(Records from a data source)
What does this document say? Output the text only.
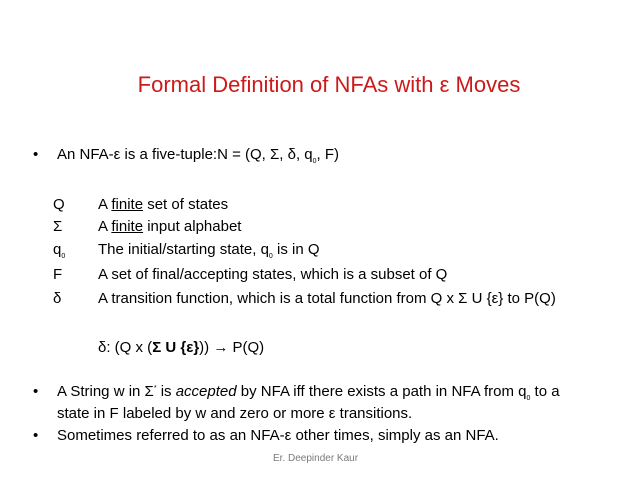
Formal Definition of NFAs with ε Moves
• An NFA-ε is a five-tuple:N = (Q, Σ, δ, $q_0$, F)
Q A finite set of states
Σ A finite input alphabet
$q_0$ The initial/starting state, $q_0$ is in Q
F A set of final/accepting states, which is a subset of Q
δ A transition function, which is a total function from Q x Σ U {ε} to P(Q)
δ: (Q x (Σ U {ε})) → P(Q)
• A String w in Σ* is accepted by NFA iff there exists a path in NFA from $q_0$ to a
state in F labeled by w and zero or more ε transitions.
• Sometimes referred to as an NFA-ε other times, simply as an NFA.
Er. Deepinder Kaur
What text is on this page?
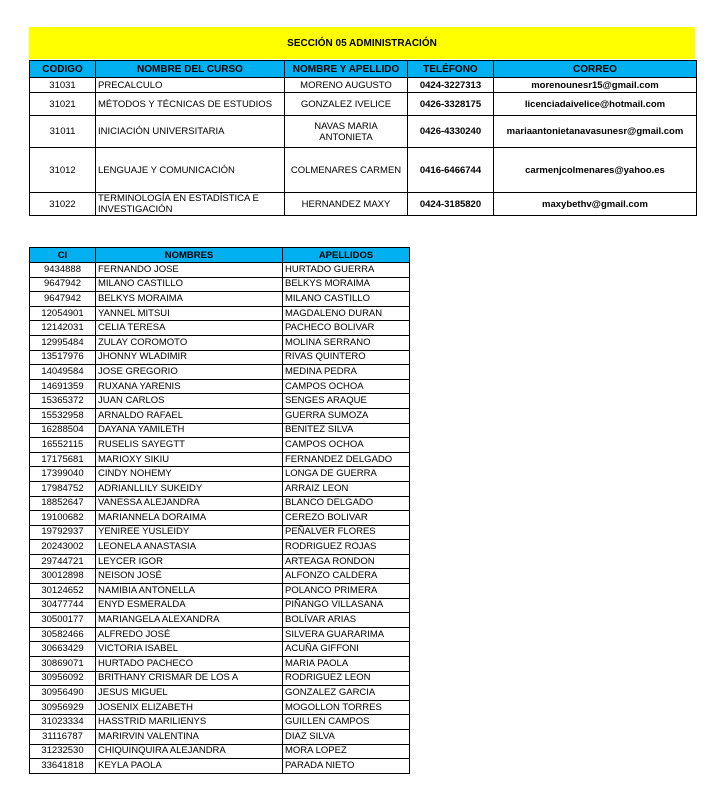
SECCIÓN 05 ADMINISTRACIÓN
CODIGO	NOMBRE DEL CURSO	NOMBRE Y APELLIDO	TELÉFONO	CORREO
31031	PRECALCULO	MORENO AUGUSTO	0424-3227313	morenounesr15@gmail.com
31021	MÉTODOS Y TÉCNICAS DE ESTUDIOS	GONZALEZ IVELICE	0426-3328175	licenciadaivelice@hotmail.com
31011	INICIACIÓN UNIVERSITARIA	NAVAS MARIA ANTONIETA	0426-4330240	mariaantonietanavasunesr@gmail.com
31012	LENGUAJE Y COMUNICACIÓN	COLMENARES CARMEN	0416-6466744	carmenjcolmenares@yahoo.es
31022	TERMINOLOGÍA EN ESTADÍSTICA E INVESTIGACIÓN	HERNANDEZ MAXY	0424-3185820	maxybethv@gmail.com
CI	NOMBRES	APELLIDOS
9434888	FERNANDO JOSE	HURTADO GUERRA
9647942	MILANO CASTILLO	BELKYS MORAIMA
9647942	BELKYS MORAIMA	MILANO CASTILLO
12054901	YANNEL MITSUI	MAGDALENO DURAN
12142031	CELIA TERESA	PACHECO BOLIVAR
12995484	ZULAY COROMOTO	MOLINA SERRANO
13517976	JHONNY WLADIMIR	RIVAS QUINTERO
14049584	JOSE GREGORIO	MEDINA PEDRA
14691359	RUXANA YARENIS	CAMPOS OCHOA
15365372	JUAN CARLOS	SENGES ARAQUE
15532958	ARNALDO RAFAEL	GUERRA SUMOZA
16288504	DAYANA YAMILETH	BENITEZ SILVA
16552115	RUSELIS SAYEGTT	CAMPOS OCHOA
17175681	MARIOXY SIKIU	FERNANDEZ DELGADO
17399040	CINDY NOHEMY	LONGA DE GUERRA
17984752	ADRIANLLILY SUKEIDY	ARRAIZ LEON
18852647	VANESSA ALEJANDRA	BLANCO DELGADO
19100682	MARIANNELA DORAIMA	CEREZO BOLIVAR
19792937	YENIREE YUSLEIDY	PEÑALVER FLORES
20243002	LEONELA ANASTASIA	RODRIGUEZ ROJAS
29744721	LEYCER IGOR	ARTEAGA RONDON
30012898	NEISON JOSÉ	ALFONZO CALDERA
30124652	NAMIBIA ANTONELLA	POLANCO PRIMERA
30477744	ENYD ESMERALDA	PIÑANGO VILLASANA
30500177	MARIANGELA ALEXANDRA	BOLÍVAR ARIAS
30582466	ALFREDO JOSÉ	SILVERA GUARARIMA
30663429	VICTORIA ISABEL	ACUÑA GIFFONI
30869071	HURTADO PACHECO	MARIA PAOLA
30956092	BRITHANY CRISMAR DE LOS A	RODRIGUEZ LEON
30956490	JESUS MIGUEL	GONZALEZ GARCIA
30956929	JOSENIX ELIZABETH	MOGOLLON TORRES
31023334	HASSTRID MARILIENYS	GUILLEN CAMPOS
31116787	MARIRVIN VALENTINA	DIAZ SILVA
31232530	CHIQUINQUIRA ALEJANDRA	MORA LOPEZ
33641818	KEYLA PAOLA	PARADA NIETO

= Job =
Report how many lines of the data contain the word "JOSÉ", using the number alone.

= Answer to the task =
2